PROBLEM DETAILS
Set down the material below in full, matching it exactly.

● ● ● ●

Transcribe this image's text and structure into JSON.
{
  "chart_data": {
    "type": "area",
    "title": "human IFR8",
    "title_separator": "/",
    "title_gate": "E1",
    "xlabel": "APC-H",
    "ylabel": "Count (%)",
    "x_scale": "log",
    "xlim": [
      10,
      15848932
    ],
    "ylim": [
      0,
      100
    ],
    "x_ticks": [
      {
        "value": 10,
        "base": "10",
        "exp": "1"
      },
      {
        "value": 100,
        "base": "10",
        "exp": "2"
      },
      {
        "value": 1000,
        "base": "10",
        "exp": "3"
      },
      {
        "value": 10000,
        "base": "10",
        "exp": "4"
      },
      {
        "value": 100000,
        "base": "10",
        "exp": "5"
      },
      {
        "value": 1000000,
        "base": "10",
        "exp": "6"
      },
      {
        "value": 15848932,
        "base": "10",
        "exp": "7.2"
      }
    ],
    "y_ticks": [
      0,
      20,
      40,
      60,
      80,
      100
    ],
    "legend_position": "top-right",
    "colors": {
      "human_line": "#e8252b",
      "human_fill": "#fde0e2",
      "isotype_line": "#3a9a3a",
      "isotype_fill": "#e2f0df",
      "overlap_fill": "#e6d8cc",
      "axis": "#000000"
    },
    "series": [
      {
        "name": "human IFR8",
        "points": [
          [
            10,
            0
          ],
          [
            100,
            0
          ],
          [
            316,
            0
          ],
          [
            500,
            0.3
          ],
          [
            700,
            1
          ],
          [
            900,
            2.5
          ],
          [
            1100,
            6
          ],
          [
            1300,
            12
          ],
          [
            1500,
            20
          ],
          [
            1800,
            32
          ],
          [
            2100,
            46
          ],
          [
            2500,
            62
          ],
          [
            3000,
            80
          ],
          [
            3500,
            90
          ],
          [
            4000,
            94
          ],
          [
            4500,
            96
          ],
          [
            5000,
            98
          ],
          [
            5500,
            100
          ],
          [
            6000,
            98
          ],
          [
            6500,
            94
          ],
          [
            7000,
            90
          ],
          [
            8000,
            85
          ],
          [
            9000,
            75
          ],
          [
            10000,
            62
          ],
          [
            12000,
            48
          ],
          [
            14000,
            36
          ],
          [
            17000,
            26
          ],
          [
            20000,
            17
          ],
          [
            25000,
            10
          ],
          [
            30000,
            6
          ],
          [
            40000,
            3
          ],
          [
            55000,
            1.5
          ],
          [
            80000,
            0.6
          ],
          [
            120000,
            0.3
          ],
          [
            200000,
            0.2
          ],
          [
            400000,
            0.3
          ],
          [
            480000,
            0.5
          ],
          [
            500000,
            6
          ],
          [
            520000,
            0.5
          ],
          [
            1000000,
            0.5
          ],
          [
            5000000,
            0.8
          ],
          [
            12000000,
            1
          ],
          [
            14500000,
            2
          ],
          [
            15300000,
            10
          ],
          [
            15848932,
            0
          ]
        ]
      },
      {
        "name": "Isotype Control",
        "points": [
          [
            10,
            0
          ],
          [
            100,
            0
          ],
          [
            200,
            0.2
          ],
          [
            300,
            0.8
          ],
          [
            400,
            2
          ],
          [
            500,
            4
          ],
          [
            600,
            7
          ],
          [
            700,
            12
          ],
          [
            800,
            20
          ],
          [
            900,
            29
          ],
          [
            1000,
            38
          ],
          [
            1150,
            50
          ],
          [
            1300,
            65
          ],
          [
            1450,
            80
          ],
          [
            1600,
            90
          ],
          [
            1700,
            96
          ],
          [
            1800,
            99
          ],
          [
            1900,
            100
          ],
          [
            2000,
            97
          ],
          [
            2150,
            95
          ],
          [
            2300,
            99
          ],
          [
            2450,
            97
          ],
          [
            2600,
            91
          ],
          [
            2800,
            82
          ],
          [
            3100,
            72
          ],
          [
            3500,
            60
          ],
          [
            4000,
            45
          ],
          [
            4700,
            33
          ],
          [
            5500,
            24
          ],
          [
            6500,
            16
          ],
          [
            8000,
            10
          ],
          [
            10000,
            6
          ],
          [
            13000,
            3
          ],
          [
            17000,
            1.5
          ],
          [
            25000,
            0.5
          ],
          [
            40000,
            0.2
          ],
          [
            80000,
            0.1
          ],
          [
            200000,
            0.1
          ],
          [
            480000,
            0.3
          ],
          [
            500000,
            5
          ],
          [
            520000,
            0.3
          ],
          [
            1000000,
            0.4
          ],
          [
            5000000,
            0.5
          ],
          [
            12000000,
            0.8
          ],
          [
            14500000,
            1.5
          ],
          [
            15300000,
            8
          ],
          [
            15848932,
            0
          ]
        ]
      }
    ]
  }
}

● ● ● ●

RESPONSE TO THE TASK
Transcribe this image's text and structure into JSON.
{
  "chart_data": {
    "type": "area",
    "title": "human IFR8",
    "title_separator": "/",
    "title_gate": "E1",
    "xlabel": "APC-H",
    "ylabel": "Count (%)",
    "x_scale": "log",
    "xlim": [
      10,
      15848932
    ],
    "ylim": [
      0,
      100
    ],
    "x_ticks": [
      {
        "value": 10,
        "base": "10",
        "exp": "1"
      },
      {
        "value": 100,
        "base": "10",
        "exp": "2"
      },
      {
        "value": 1000,
        "base": "10",
        "exp": "3"
      },
      {
        "value": 10000,
        "base": "10",
        "exp": "4"
      },
      {
        "value": 100000,
        "base": "10",
        "exp": "5"
      },
      {
        "value": 1000000,
        "base": "10",
        "exp": "6"
      },
      {
        "value": 15848932,
        "base": "10",
        "exp": "7.2"
      }
    ],
    "y_ticks": [
      0,
      20,
      40,
      60,
      80,
      100
    ],
    "legend_position": "top-right",
    "colors": {
      "human_line": "#e8252b",
      "human_fill": "#fde0e2",
      "isotype_line": "#3a9a3a",
      "isotype_fill": "#e2f0df",
      "overlap_fill": "#e6d8cc",
      "axis": "#000000"
    },
    "series": [
      {
        "name": "human IFR8",
        "points": [
          [
            10,
            0
          ],
          [
            100,
            0
          ],
          [
            316,
            0
          ],
          [
            500,
            0.3
          ],
          [
            700,
            1
          ],
          [
            900,
            2.5
          ],
          [
            1100,
            6
          ],
          [
            1300,
            12
          ],
          [
            1500,
            20
          ],
          [
            1800,
            32
          ],
          [
            2100,
            46
          ],
          [
            2500,
            62
          ],
          [
            3000,
            80
          ],
          [
            3500,
            90
          ],
          [
            4000,
            94
          ],
          [
            4500,
            96
          ],
          [
            5000,
            98
          ],
          [
            5500,
            100
          ],
          [
            6000,
            98
          ],
          [
            6500,
            94
          ],
          [
            7000,
            90
          ],
          [
            8000,
            85
          ],
          [
            9000,
            75
          ],
          [
            10000,
            62
          ],
          [
            12000,
            48
          ],
          [
            14000,
            36
          ],
          [
            17000,
            26
          ],
          [
            20000,
            17
          ],
          [
            25000,
            10
          ],
          [
            30000,
            6
          ],
          [
            40000,
            3
          ],
          [
            55000,
            1.5
          ],
          [
            80000,
            0.6
          ],
          [
            120000,
            0.3
          ],
          [
            200000,
            0.2
          ],
          [
            400000,
            0.3
          ],
          [
            480000,
            0.5
          ],
          [
            500000,
            6
          ],
          [
            520000,
            0.5
          ],
          [
            1000000,
            0.5
          ],
          [
            5000000,
            0.8
          ],
          [
            12000000,
            1
          ],
          [
            14500000,
            2
          ],
          [
            15300000,
            10
          ],
          [
            15848932,
            0
          ]
        ]
      },
      {
        "name": "Isotype Control",
        "points": [
          [
            10,
            0
          ],
          [
            100,
            0
          ],
          [
            200,
            0.2
          ],
          [
            300,
            0.8
          ],
          [
            400,
            2
          ],
          [
            500,
            4
          ],
          [
            600,
            7
          ],
          [
            700,
            12
          ],
          [
            800,
            20
          ],
          [
            900,
            29
          ],
          [
            1000,
            38
          ],
          [
            1150,
            50
          ],
          [
            1300,
            65
          ],
          [
            1450,
            80
          ],
          [
            1600,
            90
          ],
          [
            1700,
            96
          ],
          [
            1800,
            99
          ],
          [
            1900,
            100
          ],
          [
            2000,
            97
          ],
          [
            2150,
            95
          ],
          [
            2300,
            99
          ],
          [
            2450,
            97
          ],
          [
            2600,
            91
          ],
          [
            2800,
            82
          ],
          [
            3100,
            72
          ],
          [
            3500,
            60
          ],
          [
            4000,
            45
          ],
          [
            4700,
            33
          ],
          [
            5500,
            24
          ],
          [
            6500,
            16
          ],
          [
            8000,
            10
          ],
          [
            10000,
            6
          ],
          [
            13000,
            3
          ],
          [
            17000,
            1.5
          ],
          [
            25000,
            0.5
          ],
          [
            40000,
            0.2
          ],
          [
            80000,
            0.1
          ],
          [
            200000,
            0.1
          ],
          [
            480000,
            0.3
          ],
          [
            500000,
            5
          ],
          [
            520000,
            0.3
          ],
          [
            1000000,
            0.4
          ],
          [
            5000000,
            0.5
          ],
          [
            12000000,
            0.8
          ],
          [
            14500000,
            1.5
          ],
          [
            15300000,
            8
          ],
          [
            15848932,
            0
          ]
        ]
      }
    ]
  }
}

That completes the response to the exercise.